GIVEN DATA:
/---
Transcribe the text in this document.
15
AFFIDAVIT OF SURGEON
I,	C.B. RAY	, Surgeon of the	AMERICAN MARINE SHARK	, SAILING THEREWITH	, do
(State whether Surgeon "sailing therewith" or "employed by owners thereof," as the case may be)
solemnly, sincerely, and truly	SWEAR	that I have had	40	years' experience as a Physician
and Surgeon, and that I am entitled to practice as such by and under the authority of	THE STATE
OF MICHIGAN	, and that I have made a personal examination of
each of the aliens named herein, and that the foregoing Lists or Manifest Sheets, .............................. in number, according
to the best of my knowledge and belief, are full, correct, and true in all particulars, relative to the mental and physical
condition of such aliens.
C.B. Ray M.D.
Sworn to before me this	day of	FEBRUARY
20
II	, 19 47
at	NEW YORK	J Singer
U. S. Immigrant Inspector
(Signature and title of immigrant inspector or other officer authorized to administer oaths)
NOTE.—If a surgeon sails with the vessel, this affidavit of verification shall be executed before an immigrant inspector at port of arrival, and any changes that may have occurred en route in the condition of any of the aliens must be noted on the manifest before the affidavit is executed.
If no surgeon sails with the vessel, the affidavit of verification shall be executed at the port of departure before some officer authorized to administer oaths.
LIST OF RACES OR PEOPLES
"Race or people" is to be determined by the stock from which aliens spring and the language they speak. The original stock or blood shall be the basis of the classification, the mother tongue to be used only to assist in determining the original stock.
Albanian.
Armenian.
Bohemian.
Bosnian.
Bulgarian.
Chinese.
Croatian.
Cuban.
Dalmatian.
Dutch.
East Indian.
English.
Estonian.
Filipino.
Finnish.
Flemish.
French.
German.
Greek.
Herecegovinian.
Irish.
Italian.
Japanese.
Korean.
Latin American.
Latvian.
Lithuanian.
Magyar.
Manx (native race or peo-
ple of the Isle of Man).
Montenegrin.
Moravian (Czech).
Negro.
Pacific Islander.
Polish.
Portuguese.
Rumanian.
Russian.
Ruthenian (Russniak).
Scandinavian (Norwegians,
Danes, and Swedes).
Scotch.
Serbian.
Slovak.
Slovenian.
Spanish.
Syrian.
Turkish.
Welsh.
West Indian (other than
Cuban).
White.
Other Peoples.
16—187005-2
\---
Review the material and copy each line in which the word "that" appears.

SOLUTION TO THE EXERCISE:
solemnly, sincerely, and truly	SWEAR	that I have had	40	years' experience as a Physician
and Surgeon, and that I am entitled to practice as such by and under the authority of	THE STATE
OF MICHIGAN	, and that I have made a personal examination of
each of the aliens named herein, and that the foregoing Lists or Manifest Sheets, .............................. in number, according
NOTE.—If a surgeon sails with the vessel, this affidavit of verification shall be executed before an immigrant inspector at port of arrival, and any changes that may have occurred en route in the condition of any of the aliens must be noted on the manifest before the affidavit is executed.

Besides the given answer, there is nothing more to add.